:: Excerpted data ::
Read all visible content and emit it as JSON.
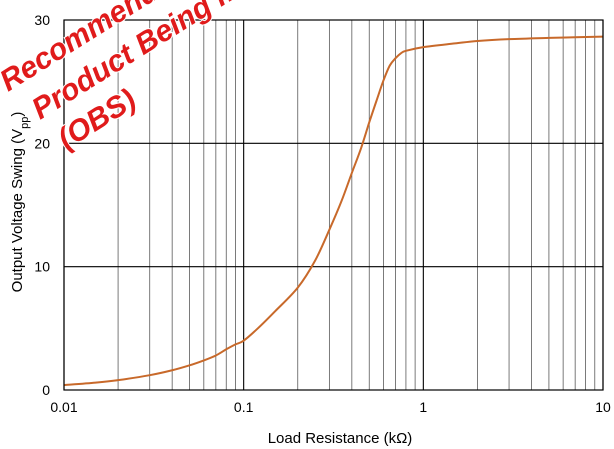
{
  "chart_data": {
    "type": "line",
    "title": "",
    "xlabel": "Load Resistance (kΩ)",
    "ylabel": "Output Voltage Swing (V",
    "ylabel_sub": "pp",
    "ylabel_close": ")",
    "x_scale": "log",
    "xlim": [
      0.01,
      10
    ],
    "ylim": [
      0,
      30
    ],
    "x_ticks": [
      {
        "value": 0.01,
        "label": "0.01"
      },
      {
        "value": 0.1,
        "label": "0.1"
      },
      {
        "value": 1,
        "label": "1"
      },
      {
        "value": 10,
        "label": "10"
      }
    ],
    "y_ticks": [
      {
        "value": 0,
        "label": "0"
      },
      {
        "value": 10,
        "label": "10"
      },
      {
        "value": 20,
        "label": "20"
      },
      {
        "value": 30,
        "label": "30"
      }
    ],
    "grid": true,
    "series": [
      {
        "color": "#c8692a",
        "x": [
          0.01,
          0.015,
          0.02,
          0.03,
          0.04,
          0.05,
          0.06,
          0.07,
          0.08,
          0.09,
          0.1,
          0.12,
          0.15,
          0.2,
          0.25,
          0.3,
          0.35,
          0.4,
          0.45,
          0.5,
          0.55,
          0.6,
          0.65,
          0.7,
          0.75,
          0.8,
          1,
          1.5,
          2,
          3,
          5,
          7,
          10
        ],
        "y": [
          0.4,
          0.6,
          0.8,
          1.2,
          1.6,
          2.0,
          2.4,
          2.8,
          3.3,
          3.7,
          4.0,
          5.0,
          6.4,
          8.3,
          10.5,
          13.0,
          15.3,
          17.6,
          19.6,
          21.7,
          23.5,
          25.1,
          26.3,
          26.9,
          27.3,
          27.5,
          27.8,
          28.1,
          28.3,
          28.45,
          28.55,
          28.6,
          28.65
        ]
      }
    ]
  },
  "watermark": {
    "lines": [
      "Recommended for New Designs",
      "Product Being moved",
      "(OBS)"
    ],
    "color": "#e01b1b"
  }
}
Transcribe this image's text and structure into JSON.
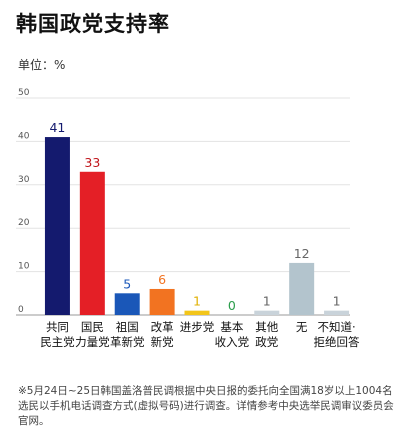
{
  "page": {
    "title": "韩国政党支持率",
    "unit_label": "单位：%",
    "footnote": "※5月24日~25日韩国盖洛普民调根据中央日报的委托向全国满18岁以上1004名选民以手机电话调查方式(虚拟号码)进行调查。详情参考中央选举民调审议委员会官网。"
  },
  "chart_data": {
    "type": "bar",
    "title": "韩国政党支持率",
    "ylabel": "单位：%",
    "ylim": [
      0,
      50
    ],
    "yticks": [
      0,
      10,
      20,
      30,
      40,
      50
    ],
    "grid": true,
    "categories": [
      [
        "共同",
        "民主党"
      ],
      [
        "国民",
        "力量党"
      ],
      [
        "祖国",
        "革新党"
      ],
      [
        "改革",
        "新党"
      ],
      [
        "进步党"
      ],
      [
        "基本",
        "收入党"
      ],
      [
        "其他",
        "政党"
      ],
      [
        "无"
      ],
      [
        "不知道·",
        "拒绝回答"
      ]
    ],
    "values": [
      41,
      33,
      5,
      6,
      1,
      0,
      1,
      12,
      1
    ],
    "bar_colors": [
      "#141a6e",
      "#e41f26",
      "#1a57b8",
      "#f27321",
      "#f2c51a",
      "#cccccc",
      "#c9d3da",
      "#b3c4cd",
      "#c9d3da"
    ],
    "label_colors": [
      "#141a6e",
      "#c0151b",
      "#1a57b8",
      "#f27321",
      "#e0b000",
      "#2a9d4b",
      "#666666",
      "#666666",
      "#666666"
    ]
  }
}
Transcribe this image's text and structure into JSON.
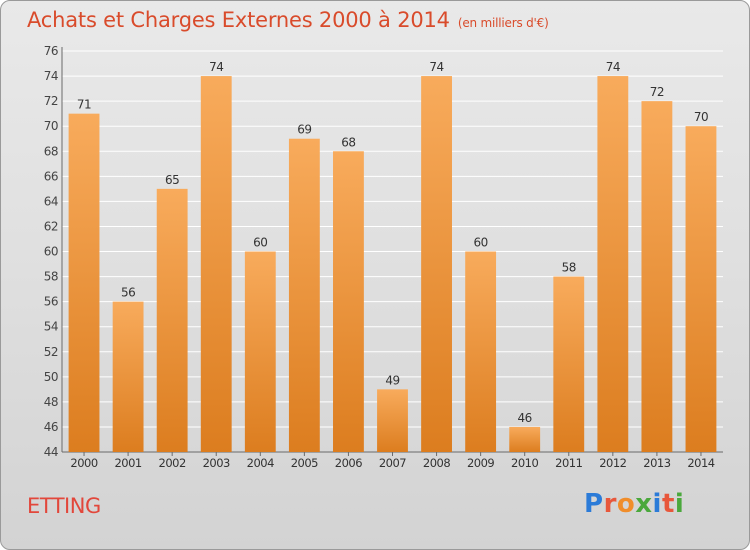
{
  "title": {
    "main": "Achats et Charges Externes 2000 à 2014",
    "unit": "(en milliers d'€)"
  },
  "commune": "ETTING",
  "logo": {
    "letters": [
      "P",
      "r",
      "o",
      "x",
      "i",
      "t",
      "i"
    ],
    "colors": [
      "#2b7bd8",
      "#e8573b",
      "#f08d2a",
      "#4aa83c",
      "#2b7bd8",
      "#e8573b",
      "#4aa83c"
    ]
  },
  "colors": {
    "bar_light": "#f8ab5c",
    "bar_dark": "#dc7d1f",
    "title": "#d94b2b",
    "axis_text": "#444444"
  },
  "chart_data": {
    "type": "bar",
    "categories": [
      "2000",
      "2001",
      "2002",
      "2003",
      "2004",
      "2005",
      "2006",
      "2007",
      "2008",
      "2009",
      "2010",
      "2011",
      "2012",
      "2013",
      "2014"
    ],
    "values": [
      71,
      56,
      65,
      74,
      60,
      69,
      68,
      49,
      74,
      60,
      46,
      58,
      74,
      72,
      70
    ],
    "ylim": [
      44,
      76
    ],
    "yticks": [
      44,
      46,
      48,
      50,
      52,
      54,
      56,
      58,
      60,
      62,
      64,
      66,
      68,
      70,
      72,
      74,
      76
    ],
    "grid": true,
    "data_labels": true
  }
}
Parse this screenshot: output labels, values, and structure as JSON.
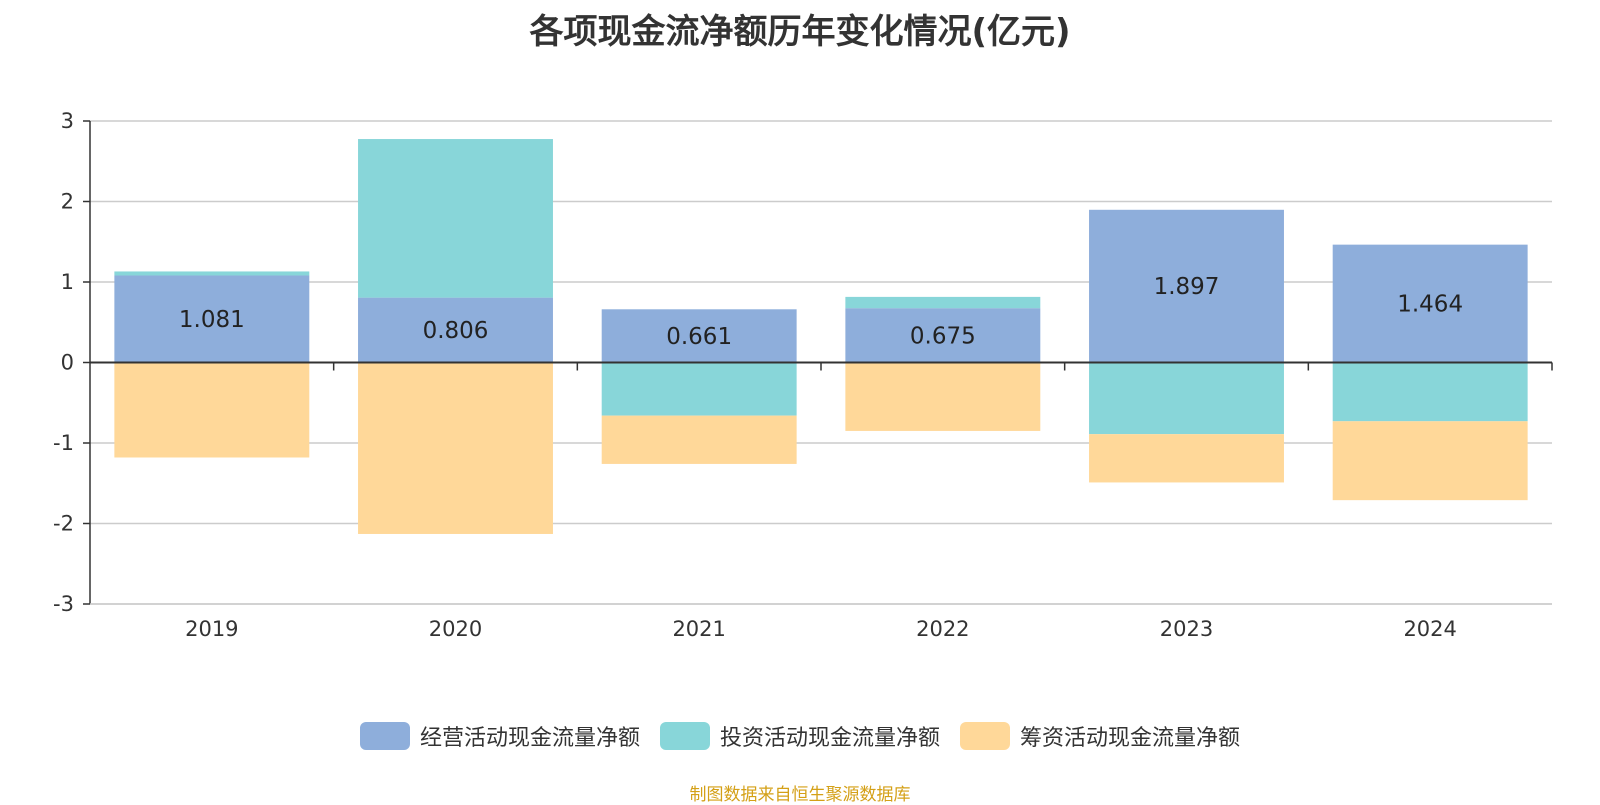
{
  "chart_data": {
    "type": "bar",
    "stacked": true,
    "title": "各项现金流净额历年变化情况(亿元)",
    "categories": [
      "2019",
      "2020",
      "2021",
      "2022",
      "2023",
      "2024"
    ],
    "ylim": [
      -3,
      3
    ],
    "yticks": [
      3,
      2,
      1,
      0,
      -1,
      -2,
      -3
    ],
    "grid": true,
    "legend_position": "bottom-center",
    "series": [
      {
        "name": "经营活动现金流量净额",
        "color": "#8eaedb",
        "values": [
          1.081,
          0.806,
          0.661,
          0.675,
          1.897,
          1.464
        ],
        "labels": [
          "1.081",
          "0.806",
          "0.661",
          "0.675",
          "1.897",
          "1.464"
        ]
      },
      {
        "name": "投资活动现金流量净额",
        "color": "#88d6d9",
        "values": [
          0.05,
          1.97,
          -0.66,
          0.14,
          -0.89,
          -0.73
        ]
      },
      {
        "name": "筹资活动现金流量净额",
        "color": "#ffd899",
        "values": [
          -1.18,
          -2.13,
          -0.6,
          -0.85,
          -0.6,
          -0.98
        ]
      }
    ]
  },
  "source_note": "制图数据来自恒生聚源数据库"
}
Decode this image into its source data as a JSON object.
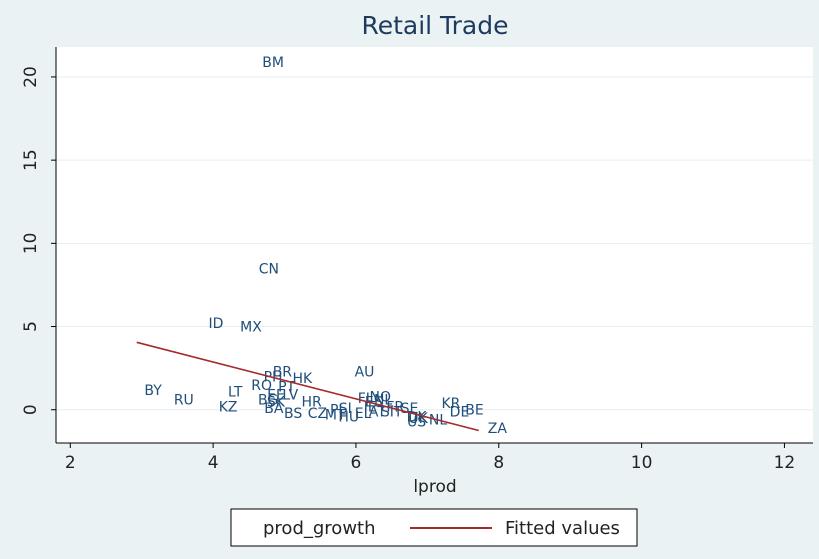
{
  "chart_data": {
    "type": "scatter",
    "title": "Retail Trade",
    "xlabel": "lprod",
    "ylabel": "",
    "xlim": [
      1.8,
      12.4
    ],
    "ylim": [
      -2.0,
      21.8
    ],
    "xticks": [
      "2",
      "4",
      "6",
      "8",
      "10",
      "12"
    ],
    "yticks": [
      "0",
      "5",
      "10",
      "15",
      "20"
    ],
    "grid": "horizontal",
    "legend_position": "bottom",
    "series": [
      {
        "name": "prod_growth",
        "type": "scatter-labels",
        "color": "#1f4e79",
        "points": [
          {
            "label": "BM",
            "x": 4.84,
            "y": 20.9
          },
          {
            "label": "CN",
            "x": 4.78,
            "y": 8.5
          },
          {
            "label": "ID",
            "x": 4.04,
            "y": 5.2
          },
          {
            "label": "MX",
            "x": 4.53,
            "y": 5.0
          },
          {
            "label": "AU",
            "x": 6.12,
            "y": 2.3
          },
          {
            "label": "BR",
            "x": 4.97,
            "y": 2.3
          },
          {
            "label": "PH",
            "x": 4.84,
            "y": 2.0
          },
          {
            "label": "HK",
            "x": 5.25,
            "y": 1.9
          },
          {
            "label": "RO",
            "x": 4.68,
            "y": 1.5
          },
          {
            "label": "PT",
            "x": 5.03,
            "y": 1.4
          },
          {
            "label": "BY",
            "x": 3.16,
            "y": 1.2
          },
          {
            "label": "LT",
            "x": 4.31,
            "y": 1.1
          },
          {
            "label": "EE",
            "x": 4.88,
            "y": 0.9
          },
          {
            "label": "LV",
            "x": 5.08,
            "y": 0.9
          },
          {
            "label": "RU",
            "x": 3.59,
            "y": 0.6
          },
          {
            "label": "BG",
            "x": 4.77,
            "y": 0.6
          },
          {
            "label": "SK",
            "x": 4.88,
            "y": 0.5
          },
          {
            "label": "HR",
            "x": 5.38,
            "y": 0.5
          },
          {
            "label": "NO",
            "x": 6.34,
            "y": 0.8
          },
          {
            "label": "FI",
            "x": 6.11,
            "y": 0.7
          },
          {
            "label": "NL",
            "x": 6.38,
            "y": 0.6
          },
          {
            "label": "ES",
            "x": 6.25,
            "y": 0.5
          },
          {
            "label": "KR",
            "x": 7.33,
            "y": 0.4
          },
          {
            "label": "FR",
            "x": 6.55,
            "y": 0.2
          },
          {
            "label": "SI",
            "x": 5.85,
            "y": 0.1
          },
          {
            "label": "IE",
            "x": 6.2,
            "y": 0.2
          },
          {
            "label": "KZ",
            "x": 4.21,
            "y": 0.2
          },
          {
            "label": "BA",
            "x": 4.85,
            "y": 0.1
          },
          {
            "label": "PL",
            "x": 5.75,
            "y": 0.0
          },
          {
            "label": "SE",
            "x": 6.75,
            "y": 0.1
          },
          {
            "label": "BE",
            "x": 7.66,
            "y": 0.0
          },
          {
            "label": "AT",
            "x": 6.3,
            "y": -0.1
          },
          {
            "label": "SIT",
            "x": 6.5,
            "y": -0.1
          },
          {
            "label": "DE",
            "x": 7.45,
            "y": -0.1
          },
          {
            "label": "CZ",
            "x": 5.46,
            "y": -0.2
          },
          {
            "label": "BS",
            "x": 5.12,
            "y": -0.2
          },
          {
            "label": "MT",
            "x": 5.71,
            "y": -0.3
          },
          {
            "label": "HU",
            "x": 5.9,
            "y": -0.4
          },
          {
            "label": "EL",
            "x": 6.1,
            "y": -0.2
          },
          {
            "label": "DK",
            "x": 6.85,
            "y": -0.4
          },
          {
            "label": "US",
            "x": 6.85,
            "y": -0.7
          },
          {
            "label": "UK",
            "x": 6.87,
            "y": -0.5
          },
          {
            "label": "NL",
            "x": 7.15,
            "y": -0.6
          },
          {
            "label": "ZA",
            "x": 7.98,
            "y": -1.1
          }
        ]
      },
      {
        "name": "Fitted values",
        "type": "line",
        "color": "#a52a2a",
        "points": [
          {
            "x": 2.93,
            "y": 4.05
          },
          {
            "x": 7.72,
            "y": -1.25
          }
        ]
      }
    ]
  }
}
:::
Identify the lines above that contain the word "type", then copy them.

    "type": "line",
    "type": "bar",
    "type": "bar",
    "type": "bar",
    "type": "scatter",
        "type": "scatter-labels",
        "type": "line",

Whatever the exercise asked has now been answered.